Passage to read:
═══
This is a lot like an app I wrote a few years ago for a programming contest. It uses the same technique to generate random invention descriptions using patent application abstracts: http://eurekaapp.com/ (Yes, I realize how unreasonably slow it is)
Hey that's cool! I imagine that you probably caught yourself, a time or two, actually trying to read and understand what the "invention" is. As I just did.
It seems that it needs to sample more tweets. I've done 5 tweets, and 2 of them were exact tweets that I sent (they were only a few words long, and I guess they had words that I rarely tweet, so it had few or no other ways to go once it started repeating the tweet)
Edit: Then again since there are only a few words in a tweet, you'd have to go a really long way back to really ensure that won't happen. Possibly farther back than Twitter will let you.
Oslaka died 2 kilometers in order to come from seafaring folk, so I do it. I spend twenty minutes left! He is hideously scarred. My host removes his face a lot in college.
This reminds me of an old Perl script I made with Markov chains for a very similar sort of random nonsense text generation.
I think I fed it some text from a few usenet kooks/conspiracy theorists and something like Alice in Wonderland and got quite a few laughs a long time ago, though it was made to allow you to combine arbitrary texts into a single chain.
Very apt, but what n-gram length is being used? n=1 is my guess, since "as often as" is a common English construct. Obvious feature request: tweakable lengths.
edit: I'd make the fix myself and send a pull request but I don't know haskell and am too lazy to figure it out.
═══
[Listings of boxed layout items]
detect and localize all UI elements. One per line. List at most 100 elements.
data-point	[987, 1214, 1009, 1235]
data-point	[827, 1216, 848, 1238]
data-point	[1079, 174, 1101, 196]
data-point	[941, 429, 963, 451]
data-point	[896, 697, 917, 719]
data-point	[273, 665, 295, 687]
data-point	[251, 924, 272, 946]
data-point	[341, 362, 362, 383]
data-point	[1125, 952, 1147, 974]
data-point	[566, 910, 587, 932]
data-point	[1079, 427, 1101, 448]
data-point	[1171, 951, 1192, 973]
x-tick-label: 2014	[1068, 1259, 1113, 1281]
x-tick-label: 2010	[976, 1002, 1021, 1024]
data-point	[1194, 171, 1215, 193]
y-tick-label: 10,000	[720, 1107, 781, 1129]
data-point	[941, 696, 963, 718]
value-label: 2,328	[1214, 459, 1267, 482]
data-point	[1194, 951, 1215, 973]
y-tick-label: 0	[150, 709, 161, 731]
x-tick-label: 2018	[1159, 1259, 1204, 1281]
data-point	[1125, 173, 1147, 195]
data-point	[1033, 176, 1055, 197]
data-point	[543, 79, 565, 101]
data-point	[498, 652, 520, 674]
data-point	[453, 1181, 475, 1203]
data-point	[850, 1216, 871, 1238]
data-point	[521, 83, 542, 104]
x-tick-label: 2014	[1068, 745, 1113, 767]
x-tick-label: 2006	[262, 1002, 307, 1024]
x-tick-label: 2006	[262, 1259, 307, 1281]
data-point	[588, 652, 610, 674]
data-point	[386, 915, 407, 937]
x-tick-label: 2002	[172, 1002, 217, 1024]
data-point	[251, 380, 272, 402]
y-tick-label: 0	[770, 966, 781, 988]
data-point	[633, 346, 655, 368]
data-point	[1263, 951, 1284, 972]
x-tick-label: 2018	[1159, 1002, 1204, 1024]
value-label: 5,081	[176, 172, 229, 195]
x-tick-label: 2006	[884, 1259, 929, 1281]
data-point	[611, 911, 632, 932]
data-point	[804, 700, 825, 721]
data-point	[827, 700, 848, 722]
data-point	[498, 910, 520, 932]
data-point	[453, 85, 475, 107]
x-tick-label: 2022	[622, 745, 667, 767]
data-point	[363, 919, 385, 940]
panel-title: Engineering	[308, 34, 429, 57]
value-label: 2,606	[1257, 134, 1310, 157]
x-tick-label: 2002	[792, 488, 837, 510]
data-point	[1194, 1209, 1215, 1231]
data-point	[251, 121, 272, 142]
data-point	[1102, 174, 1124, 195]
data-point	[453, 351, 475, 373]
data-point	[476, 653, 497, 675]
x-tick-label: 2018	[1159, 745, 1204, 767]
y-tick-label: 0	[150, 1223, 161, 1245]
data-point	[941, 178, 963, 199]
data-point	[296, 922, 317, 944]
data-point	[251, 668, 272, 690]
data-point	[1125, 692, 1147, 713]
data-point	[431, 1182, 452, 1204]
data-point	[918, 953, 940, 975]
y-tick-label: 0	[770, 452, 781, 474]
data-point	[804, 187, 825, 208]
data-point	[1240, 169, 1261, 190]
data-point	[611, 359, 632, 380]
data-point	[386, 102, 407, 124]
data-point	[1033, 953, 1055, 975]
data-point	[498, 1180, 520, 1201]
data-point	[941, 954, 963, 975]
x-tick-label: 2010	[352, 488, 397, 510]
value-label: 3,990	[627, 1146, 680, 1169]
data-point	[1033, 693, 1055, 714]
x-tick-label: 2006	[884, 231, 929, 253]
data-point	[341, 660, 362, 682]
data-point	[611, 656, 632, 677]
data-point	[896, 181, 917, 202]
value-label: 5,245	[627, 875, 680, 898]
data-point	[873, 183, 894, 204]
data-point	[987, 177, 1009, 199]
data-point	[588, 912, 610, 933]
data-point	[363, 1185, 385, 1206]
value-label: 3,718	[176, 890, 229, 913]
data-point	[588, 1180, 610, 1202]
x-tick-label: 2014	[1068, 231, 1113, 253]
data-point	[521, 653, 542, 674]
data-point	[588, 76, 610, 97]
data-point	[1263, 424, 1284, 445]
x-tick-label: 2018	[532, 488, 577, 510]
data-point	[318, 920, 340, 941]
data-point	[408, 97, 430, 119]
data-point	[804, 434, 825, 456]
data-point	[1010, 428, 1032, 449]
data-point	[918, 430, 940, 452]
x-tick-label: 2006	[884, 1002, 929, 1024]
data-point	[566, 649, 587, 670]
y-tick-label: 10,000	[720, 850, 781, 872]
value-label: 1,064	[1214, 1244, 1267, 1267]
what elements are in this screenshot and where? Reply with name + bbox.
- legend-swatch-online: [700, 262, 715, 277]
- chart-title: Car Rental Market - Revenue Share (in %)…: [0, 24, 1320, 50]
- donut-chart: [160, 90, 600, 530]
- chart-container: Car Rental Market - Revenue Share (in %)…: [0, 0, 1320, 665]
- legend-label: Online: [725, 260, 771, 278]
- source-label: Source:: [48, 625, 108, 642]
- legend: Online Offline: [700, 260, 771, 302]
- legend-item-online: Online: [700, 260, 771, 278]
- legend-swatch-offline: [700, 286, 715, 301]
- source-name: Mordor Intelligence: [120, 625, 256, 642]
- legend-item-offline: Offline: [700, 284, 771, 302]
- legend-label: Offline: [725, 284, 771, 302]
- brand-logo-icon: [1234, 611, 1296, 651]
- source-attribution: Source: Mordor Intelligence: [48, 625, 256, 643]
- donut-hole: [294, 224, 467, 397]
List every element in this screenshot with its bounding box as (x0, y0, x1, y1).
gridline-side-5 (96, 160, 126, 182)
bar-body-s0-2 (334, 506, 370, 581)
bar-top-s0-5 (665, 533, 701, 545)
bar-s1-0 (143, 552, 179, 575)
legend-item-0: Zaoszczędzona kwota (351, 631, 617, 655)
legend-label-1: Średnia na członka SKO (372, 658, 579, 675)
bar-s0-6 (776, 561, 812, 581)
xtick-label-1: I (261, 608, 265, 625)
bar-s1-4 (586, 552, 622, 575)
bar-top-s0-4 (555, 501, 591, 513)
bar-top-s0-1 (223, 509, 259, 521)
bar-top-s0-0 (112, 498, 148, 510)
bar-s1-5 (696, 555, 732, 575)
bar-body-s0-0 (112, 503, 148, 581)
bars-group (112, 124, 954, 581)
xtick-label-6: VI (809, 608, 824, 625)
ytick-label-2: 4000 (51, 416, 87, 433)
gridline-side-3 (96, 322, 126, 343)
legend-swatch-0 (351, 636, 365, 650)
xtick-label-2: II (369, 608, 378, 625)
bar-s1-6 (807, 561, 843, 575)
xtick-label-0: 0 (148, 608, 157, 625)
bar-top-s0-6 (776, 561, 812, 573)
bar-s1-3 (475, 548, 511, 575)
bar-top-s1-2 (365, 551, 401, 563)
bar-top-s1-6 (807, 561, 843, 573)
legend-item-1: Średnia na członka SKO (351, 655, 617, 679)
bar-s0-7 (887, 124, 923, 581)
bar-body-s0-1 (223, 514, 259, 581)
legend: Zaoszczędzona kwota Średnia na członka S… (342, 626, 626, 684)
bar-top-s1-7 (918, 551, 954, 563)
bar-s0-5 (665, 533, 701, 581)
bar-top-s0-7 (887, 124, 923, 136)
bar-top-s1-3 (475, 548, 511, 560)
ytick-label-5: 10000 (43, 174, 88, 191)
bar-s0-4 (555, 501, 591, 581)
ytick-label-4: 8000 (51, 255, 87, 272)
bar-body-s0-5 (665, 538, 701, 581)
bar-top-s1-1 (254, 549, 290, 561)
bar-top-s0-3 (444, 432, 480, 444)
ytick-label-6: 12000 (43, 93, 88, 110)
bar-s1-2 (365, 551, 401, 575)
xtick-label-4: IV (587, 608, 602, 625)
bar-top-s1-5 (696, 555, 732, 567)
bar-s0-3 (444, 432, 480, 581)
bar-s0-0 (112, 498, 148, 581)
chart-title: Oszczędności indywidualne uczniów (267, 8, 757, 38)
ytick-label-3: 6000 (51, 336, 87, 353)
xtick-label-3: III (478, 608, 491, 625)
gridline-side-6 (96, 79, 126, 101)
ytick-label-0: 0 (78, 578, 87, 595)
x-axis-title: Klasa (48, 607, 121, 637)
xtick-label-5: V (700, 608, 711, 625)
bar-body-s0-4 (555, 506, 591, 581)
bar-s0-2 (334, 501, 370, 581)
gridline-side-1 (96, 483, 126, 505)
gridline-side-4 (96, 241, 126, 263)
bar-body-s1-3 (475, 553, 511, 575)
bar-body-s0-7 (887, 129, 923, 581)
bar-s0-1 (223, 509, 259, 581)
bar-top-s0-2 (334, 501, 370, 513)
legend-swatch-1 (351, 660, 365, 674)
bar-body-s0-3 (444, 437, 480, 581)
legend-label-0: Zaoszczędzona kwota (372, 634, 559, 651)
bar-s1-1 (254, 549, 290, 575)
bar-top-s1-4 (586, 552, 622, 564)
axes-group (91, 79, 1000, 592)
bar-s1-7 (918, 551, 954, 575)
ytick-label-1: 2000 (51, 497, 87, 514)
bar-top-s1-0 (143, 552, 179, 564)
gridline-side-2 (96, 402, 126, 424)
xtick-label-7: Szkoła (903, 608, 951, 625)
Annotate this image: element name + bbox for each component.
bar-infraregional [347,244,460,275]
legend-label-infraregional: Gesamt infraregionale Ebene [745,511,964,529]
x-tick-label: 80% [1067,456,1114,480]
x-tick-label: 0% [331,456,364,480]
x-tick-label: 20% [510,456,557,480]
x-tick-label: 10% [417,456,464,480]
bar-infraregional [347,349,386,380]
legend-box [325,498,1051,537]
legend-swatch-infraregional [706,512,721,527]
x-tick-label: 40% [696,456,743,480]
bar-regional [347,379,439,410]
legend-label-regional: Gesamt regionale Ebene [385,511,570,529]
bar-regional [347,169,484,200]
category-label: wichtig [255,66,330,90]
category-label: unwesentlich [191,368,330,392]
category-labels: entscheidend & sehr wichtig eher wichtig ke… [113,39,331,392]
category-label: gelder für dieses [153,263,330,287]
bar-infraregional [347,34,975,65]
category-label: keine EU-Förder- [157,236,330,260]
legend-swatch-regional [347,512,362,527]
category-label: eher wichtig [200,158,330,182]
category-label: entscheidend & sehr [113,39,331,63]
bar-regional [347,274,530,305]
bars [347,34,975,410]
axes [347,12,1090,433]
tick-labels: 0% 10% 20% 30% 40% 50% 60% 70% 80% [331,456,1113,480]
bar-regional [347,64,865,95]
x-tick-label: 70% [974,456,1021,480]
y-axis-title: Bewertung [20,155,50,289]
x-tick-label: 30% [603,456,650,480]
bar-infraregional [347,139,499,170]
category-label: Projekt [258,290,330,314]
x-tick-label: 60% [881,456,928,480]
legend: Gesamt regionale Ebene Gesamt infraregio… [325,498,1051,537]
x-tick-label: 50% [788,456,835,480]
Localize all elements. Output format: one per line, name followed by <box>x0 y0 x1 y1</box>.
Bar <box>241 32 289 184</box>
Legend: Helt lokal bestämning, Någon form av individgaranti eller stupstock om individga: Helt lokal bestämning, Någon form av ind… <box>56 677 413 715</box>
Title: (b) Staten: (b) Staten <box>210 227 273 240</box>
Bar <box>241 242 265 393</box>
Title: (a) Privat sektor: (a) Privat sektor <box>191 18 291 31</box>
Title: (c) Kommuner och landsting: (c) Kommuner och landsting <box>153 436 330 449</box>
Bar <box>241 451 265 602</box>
═══
Request 1: Print the passage of the thread on random text generators that runs from "Edit: Then again" to "request: tweakable lengths.".
Request 2: Please summarize the thread on random text generators in two sentences.

Written response 1:
Edit: Then again since there are only a few words in a tweet, you'd have to go a really long way back to really ensure that won't happen. Possibly farther back than Twitter will let you.
Oslaka died 2 kilometers in order to come from seafaring folk, so I do it. I spend twenty minutes left! He is hideously scarred. My host removes his face a lot in college.
This reminds me of an old Perl script I made with Markov chains for a very similar sort of random nonsense text generation.
I think I fed it some text from a few usenet kooks/conspiracy theorists and something like Alice in Wonderland and got quite a few laughs a long time ago, though it was made to allow you to combine arbitrary texts into a single chain.
Very apt, but what n-gram length is being used? n=1 is my guess, since "as often as" is a common English construct. Obvious feature request: tweakable lengths.

Written response 2: Commenters compare a generator that builds random text from tweets to similar tools they made, such as an app that produces invention descriptions from patent application abstracts and a Perl script that uses Markov chains. One commenter says it returned two of their own short tweets exactly and suggests it needs to sample more tweets, while another guesses it uses an n-gram length of 1 and requests adjustable lengths.